## [What needs to be done]
Determine how many lines of the entries contain "реконструированного". Reply with that number alone.

>>>>>

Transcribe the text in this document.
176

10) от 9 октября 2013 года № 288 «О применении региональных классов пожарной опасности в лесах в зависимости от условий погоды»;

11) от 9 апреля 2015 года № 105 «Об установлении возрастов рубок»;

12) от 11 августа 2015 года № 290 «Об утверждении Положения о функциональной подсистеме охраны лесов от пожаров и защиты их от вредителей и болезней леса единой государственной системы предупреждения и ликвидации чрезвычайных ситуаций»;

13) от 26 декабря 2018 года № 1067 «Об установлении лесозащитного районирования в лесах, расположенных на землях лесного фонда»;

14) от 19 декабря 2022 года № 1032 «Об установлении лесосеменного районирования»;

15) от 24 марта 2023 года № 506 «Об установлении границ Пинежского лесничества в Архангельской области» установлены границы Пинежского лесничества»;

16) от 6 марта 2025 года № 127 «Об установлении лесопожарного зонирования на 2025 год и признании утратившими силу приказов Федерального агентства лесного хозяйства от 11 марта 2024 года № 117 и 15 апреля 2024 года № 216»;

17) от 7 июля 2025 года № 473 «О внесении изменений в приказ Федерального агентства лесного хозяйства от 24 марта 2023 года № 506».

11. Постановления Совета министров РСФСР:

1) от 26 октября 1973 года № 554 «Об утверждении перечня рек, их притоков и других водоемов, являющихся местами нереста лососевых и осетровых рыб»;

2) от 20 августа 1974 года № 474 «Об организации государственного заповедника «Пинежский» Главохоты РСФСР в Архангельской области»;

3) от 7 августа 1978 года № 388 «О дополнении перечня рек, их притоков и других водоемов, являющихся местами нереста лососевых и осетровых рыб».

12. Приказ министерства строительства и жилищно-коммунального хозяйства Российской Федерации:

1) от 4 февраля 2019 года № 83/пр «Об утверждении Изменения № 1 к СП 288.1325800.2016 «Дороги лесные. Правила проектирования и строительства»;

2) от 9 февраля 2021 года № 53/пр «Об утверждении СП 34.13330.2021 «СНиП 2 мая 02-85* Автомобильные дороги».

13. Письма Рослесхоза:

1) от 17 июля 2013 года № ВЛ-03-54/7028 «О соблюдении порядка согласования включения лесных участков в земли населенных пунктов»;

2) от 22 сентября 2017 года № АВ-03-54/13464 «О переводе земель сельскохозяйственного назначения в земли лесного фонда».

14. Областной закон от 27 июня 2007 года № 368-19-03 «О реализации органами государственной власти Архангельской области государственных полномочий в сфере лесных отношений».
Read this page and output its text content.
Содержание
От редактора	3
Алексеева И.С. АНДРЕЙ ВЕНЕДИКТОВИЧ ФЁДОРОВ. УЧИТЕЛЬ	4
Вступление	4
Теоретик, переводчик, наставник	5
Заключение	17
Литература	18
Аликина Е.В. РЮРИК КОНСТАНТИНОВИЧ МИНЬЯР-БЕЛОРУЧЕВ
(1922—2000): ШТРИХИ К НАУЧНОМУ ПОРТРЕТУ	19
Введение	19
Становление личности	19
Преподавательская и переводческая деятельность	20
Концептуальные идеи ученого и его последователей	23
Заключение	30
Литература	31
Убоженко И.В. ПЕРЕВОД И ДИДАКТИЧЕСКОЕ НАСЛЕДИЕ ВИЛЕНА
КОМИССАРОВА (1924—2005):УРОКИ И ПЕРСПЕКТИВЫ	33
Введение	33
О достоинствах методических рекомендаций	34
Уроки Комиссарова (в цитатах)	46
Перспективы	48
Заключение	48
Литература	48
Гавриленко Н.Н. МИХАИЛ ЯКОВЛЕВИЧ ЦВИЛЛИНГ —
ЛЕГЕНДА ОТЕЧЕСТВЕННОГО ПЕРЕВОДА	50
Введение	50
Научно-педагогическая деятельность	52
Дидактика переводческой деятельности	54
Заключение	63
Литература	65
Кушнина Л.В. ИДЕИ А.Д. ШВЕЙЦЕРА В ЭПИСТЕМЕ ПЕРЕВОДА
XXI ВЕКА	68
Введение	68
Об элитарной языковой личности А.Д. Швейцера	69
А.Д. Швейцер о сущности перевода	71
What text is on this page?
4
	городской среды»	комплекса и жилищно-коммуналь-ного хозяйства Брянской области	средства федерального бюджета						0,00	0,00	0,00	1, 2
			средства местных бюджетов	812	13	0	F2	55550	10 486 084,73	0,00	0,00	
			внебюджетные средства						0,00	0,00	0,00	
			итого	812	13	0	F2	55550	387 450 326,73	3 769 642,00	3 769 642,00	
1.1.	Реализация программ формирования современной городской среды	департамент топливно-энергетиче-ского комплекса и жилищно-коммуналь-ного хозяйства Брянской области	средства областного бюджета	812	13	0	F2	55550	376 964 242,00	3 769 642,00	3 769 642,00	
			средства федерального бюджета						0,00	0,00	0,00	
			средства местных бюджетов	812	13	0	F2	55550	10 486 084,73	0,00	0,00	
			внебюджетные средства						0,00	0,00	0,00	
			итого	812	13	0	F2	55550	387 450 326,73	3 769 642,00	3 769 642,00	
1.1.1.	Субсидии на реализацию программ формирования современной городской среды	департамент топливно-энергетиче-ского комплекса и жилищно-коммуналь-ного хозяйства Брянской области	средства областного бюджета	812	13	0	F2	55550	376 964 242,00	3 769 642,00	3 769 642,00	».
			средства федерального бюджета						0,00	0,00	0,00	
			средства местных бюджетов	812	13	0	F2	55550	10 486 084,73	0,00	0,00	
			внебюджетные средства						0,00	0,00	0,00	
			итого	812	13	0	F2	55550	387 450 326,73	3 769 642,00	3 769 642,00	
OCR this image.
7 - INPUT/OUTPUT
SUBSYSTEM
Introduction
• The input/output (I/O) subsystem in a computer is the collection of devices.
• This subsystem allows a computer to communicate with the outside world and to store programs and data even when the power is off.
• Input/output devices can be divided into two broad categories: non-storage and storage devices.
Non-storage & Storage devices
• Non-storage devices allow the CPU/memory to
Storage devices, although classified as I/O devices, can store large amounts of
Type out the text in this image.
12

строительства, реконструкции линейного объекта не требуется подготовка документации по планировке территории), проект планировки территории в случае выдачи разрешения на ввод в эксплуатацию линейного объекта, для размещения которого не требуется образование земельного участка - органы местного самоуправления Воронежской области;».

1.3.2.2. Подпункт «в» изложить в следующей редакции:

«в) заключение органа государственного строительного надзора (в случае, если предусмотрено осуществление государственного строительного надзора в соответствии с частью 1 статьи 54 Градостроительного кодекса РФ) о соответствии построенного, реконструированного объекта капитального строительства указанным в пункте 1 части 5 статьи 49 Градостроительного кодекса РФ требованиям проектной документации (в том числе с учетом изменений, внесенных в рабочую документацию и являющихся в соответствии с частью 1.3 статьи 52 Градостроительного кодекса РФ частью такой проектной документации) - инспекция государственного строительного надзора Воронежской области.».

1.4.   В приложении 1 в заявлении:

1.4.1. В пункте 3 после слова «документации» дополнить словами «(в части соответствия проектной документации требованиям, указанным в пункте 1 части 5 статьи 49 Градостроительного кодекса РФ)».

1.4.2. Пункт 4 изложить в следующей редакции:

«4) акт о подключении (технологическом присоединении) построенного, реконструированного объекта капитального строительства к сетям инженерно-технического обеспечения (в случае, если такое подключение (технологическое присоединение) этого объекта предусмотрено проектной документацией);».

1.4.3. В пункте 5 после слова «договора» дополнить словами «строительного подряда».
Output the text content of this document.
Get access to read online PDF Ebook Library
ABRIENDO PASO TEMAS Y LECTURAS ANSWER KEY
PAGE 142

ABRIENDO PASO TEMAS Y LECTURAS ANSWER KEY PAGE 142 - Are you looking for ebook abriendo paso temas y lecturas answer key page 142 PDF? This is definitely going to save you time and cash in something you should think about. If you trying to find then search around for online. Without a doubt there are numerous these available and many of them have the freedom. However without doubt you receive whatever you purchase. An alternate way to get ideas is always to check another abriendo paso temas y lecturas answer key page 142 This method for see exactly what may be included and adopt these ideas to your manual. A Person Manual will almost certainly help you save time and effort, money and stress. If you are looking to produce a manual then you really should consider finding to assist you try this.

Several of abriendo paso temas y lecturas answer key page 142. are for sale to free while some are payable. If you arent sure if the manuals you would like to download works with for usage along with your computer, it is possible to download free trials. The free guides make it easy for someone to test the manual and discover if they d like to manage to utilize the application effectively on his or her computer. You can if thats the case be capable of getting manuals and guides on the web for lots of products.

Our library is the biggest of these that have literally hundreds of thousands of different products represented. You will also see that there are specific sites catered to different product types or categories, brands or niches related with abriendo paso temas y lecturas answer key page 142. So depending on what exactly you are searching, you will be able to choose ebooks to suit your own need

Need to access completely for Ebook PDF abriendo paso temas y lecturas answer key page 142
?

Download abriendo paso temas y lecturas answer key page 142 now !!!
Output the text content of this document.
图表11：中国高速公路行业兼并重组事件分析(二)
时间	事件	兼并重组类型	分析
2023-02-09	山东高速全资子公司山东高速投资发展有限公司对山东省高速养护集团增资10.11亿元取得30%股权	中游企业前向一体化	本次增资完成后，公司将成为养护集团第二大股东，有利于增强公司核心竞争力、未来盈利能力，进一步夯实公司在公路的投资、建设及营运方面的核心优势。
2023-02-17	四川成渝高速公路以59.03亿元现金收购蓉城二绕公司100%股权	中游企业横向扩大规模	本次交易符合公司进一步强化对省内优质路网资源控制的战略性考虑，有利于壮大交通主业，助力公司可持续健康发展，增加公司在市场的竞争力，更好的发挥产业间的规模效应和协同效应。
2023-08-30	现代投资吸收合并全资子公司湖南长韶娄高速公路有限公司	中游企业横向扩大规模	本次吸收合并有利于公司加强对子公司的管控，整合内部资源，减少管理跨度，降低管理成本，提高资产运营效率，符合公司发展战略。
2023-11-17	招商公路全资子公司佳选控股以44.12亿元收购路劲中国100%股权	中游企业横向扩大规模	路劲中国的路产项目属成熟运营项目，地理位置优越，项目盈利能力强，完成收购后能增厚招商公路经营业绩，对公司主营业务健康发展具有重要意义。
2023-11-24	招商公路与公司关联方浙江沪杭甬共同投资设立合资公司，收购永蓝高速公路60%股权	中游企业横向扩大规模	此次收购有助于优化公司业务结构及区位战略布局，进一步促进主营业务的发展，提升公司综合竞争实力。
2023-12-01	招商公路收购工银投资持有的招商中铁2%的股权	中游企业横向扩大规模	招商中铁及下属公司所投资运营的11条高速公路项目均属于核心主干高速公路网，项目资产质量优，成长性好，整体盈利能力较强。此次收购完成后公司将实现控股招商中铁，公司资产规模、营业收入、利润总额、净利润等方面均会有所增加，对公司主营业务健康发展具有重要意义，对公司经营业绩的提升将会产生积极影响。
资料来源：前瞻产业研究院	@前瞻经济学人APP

<<<<<

## [Reply to the task]
2